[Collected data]

· · · · ·

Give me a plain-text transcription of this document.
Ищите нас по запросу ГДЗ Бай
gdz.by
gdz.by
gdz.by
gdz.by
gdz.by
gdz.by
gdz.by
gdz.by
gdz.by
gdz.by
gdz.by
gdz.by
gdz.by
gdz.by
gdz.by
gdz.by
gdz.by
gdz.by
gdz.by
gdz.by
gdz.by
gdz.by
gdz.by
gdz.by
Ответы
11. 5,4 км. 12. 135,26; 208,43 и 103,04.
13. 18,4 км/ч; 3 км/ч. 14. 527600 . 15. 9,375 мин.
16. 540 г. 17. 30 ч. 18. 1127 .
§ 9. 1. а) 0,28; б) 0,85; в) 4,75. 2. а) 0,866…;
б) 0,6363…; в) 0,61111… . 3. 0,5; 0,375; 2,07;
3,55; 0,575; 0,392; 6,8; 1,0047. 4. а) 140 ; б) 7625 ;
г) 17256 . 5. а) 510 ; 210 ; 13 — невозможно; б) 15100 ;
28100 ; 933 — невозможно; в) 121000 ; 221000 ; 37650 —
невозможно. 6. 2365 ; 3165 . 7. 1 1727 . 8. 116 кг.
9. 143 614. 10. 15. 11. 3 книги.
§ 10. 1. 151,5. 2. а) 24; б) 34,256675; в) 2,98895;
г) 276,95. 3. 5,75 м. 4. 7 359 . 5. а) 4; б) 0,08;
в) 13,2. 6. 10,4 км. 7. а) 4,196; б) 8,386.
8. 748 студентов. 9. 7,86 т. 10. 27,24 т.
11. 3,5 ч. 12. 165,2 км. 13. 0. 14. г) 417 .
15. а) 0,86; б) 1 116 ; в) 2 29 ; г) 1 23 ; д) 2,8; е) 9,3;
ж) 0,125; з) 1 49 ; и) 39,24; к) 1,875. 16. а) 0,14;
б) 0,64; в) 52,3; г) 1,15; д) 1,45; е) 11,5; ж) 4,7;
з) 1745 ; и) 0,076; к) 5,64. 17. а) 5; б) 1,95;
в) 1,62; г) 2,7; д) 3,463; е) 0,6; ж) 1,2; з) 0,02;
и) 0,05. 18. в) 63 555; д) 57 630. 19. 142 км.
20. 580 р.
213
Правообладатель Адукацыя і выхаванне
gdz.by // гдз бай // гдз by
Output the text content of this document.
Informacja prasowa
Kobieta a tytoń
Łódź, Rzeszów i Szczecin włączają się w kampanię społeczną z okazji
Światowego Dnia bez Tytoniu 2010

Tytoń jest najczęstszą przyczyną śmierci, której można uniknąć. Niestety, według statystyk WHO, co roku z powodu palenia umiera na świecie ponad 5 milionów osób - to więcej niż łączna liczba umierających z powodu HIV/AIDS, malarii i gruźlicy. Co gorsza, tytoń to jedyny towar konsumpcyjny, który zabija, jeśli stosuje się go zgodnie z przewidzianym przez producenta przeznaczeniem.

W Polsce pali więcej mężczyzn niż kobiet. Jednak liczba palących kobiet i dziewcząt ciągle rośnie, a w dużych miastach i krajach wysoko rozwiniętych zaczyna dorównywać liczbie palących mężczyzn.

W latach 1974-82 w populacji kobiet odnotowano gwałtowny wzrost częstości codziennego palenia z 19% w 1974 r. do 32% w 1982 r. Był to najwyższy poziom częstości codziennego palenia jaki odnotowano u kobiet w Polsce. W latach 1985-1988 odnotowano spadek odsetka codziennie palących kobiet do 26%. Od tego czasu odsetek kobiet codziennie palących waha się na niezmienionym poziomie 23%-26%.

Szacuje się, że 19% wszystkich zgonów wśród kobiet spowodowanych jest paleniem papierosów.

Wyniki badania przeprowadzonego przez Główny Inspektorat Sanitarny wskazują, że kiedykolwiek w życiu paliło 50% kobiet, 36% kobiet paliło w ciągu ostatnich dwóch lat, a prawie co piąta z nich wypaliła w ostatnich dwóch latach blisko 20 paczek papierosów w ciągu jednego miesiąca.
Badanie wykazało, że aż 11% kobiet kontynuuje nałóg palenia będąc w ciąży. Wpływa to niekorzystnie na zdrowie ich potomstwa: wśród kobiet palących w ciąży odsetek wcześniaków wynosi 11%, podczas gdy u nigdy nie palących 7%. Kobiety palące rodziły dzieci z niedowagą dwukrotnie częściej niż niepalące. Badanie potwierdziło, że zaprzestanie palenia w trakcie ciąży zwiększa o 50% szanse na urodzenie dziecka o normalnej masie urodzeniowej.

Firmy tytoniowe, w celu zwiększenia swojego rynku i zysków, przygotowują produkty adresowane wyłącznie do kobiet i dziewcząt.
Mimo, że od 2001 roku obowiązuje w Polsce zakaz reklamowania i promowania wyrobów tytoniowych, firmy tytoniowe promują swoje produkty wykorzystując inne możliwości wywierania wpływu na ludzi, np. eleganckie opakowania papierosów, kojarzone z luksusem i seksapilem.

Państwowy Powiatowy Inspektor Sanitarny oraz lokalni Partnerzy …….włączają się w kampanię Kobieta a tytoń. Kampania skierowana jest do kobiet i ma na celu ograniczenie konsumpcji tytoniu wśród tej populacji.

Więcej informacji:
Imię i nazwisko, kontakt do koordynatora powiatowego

· · · · ·

* [Problem description]
Print every record exactly as it was given.

* [Output for this exercise]
Give me a plain-text transcription of this document.
Ищите нас по запросу ГДЗ Бай
gdz.by
gdz.by
gdz.by
gdz.by
gdz.by
gdz.by
gdz.by
gdz.by
gdz.by
gdz.by
gdz.by
gdz.by
gdz.by
gdz.by
gdz.by
gdz.by
gdz.by
gdz.by
gdz.by
gdz.by
gdz.by
gdz.by
gdz.by
gdz.by
Ответы
11. 5,4 км. 12. 135,26; 208,43 и 103,04.
13. 18,4 км/ч; 3 км/ч. 14. 527600 . 15. 9,375 мин.
16. 540 г. 17. 30 ч. 18. 1127 .
§ 9. 1. а) 0,28; б) 0,85; в) 4,75. 2. а) 0,866…;
б) 0,6363…; в) 0,61111… . 3. 0,5; 0,375; 2,07;
3,55; 0,575; 0,392; 6,8; 1,0047. 4. а) 140 ; б) 7625 ;
г) 17256 . 5. а) 510 ; 210 ; 13 — невозможно; б) 15100 ;
28100 ; 933 — невозможно; в) 121000 ; 221000 ; 37650 —
невозможно. 6. 2365 ; 3165 . 7. 1 1727 . 8. 116 кг.
9. 143 614. 10. 15. 11. 3 книги.
§ 10. 1. 151,5. 2. а) 24; б) 34,256675; в) 2,98895;
г) 276,95. 3. 5,75 м. 4. 7 359 . 5. а) 4; б) 0,08;
в) 13,2. 6. 10,4 км. 7. а) 4,196; б) 8,386.
8. 748 студентов. 9. 7,86 т. 10. 27,24 т.
11. 3,5 ч. 12. 165,2 км. 13. 0. 14. г) 417 .
15. а) 0,86; б) 1 116 ; в) 2 29 ; г) 1 23 ; д) 2,8; е) 9,3;
ж) 0,125; з) 1 49 ; и) 39,24; к) 1,875. 16. а) 0,14;
б) 0,64; в) 52,3; г) 1,15; д) 1,45; е) 11,5; ж) 4,7;
з) 1745 ; и) 0,076; к) 5,64. 17. а) 5; б) 1,95;
в) 1,62; г) 2,7; д) 3,463; е) 0,6; ж) 1,2; з) 0,02;
и) 0,05. 18. в) 63 555; д) 57 630. 19. 142 км.
20. 580 р.
213
Правообладатель Адукацыя і выхаванне
gdz.by // гдз бай // гдз by
Output the text content of this document.
Informacja prasowa
Kobieta a tytoń
Łódź, Rzeszów i Szczecin włączają się w kampanię społeczną z okazji
Światowego Dnia bez Tytoniu 2010

Tytoń jest najczęstszą przyczyną śmierci, której można uniknąć. Niestety, według statystyk WHO, co roku z powodu palenia umiera na świecie ponad 5 milionów osób - to więcej niż łączna liczba umierających z powodu HIV/AIDS, malarii i gruźlicy. Co gorsza, tytoń to jedyny towar konsumpcyjny, który zabija, jeśli stosuje się go zgodnie z przewidzianym przez producenta przeznaczeniem.

W Polsce pali więcej mężczyzn niż kobiet. Jednak liczba palących kobiet i dziewcząt ciągle rośnie, a w dużych miastach i krajach wysoko rozwiniętych zaczyna dorównywać liczbie palących mężczyzn.

W latach 1974-82 w populacji kobiet odnotowano gwałtowny wzrost częstości codziennego palenia z 19% w 1974 r. do 32% w 1982 r. Był to najwyższy poziom częstości codziennego palenia jaki odnotowano u kobiet w Polsce. W latach 1985-1988 odnotowano spadek odsetka codziennie palących kobiet do 26%. Od tego czasu odsetek kobiet codziennie palących waha się na niezmienionym poziomie 23%-26%.

Szacuje się, że 19% wszystkich zgonów wśród kobiet spowodowanych jest paleniem papierosów.

Wyniki badania przeprowadzonego przez Główny Inspektorat Sanitarny wskazują, że kiedykolwiek w życiu paliło 50% kobiet, 36% kobiet paliło w ciągu ostatnich dwóch lat, a prawie co piąta z nich wypaliła w ostatnich dwóch latach blisko 20 paczek papierosów w ciągu jednego miesiąca.
Badanie wykazało, że aż 11% kobiet kontynuuje nałóg palenia będąc w ciąży. Wpływa to niekorzystnie na zdrowie ich potomstwa: wśród kobiet palących w ciąży odsetek wcześniaków wynosi 11%, podczas gdy u nigdy nie palących 7%. Kobiety palące rodziły dzieci z niedowagą dwukrotnie częściej niż niepalące. Badanie potwierdziło, że zaprzestanie palenia w trakcie ciąży zwiększa o 50% szanse na urodzenie dziecka o normalnej masie urodzeniowej.

Firmy tytoniowe, w celu zwiększenia swojego rynku i zysków, przygotowują produkty adresowane wyłącznie do kobiet i dziewcząt.
Mimo, że od 2001 roku obowiązuje w Polsce zakaz reklamowania i promowania wyrobów tytoniowych, firmy tytoniowe promują swoje produkty wykorzystując inne możliwości wywierania wpływu na ludzi, np. eleganckie opakowania papierosów, kojarzone z luksusem i seksapilem.

Państwowy Powiatowy Inspektor Sanitarny oraz lokalni Partnerzy …….włączają się w kampanię Kobieta a tytoń. Kampania skierowana jest do kobiet i ma na celu ograniczenie konsumpcji tytoniu wśród tej populacji.

Więcej informacji:
Imię i nazwisko, kontakt do koordynatora powiatowego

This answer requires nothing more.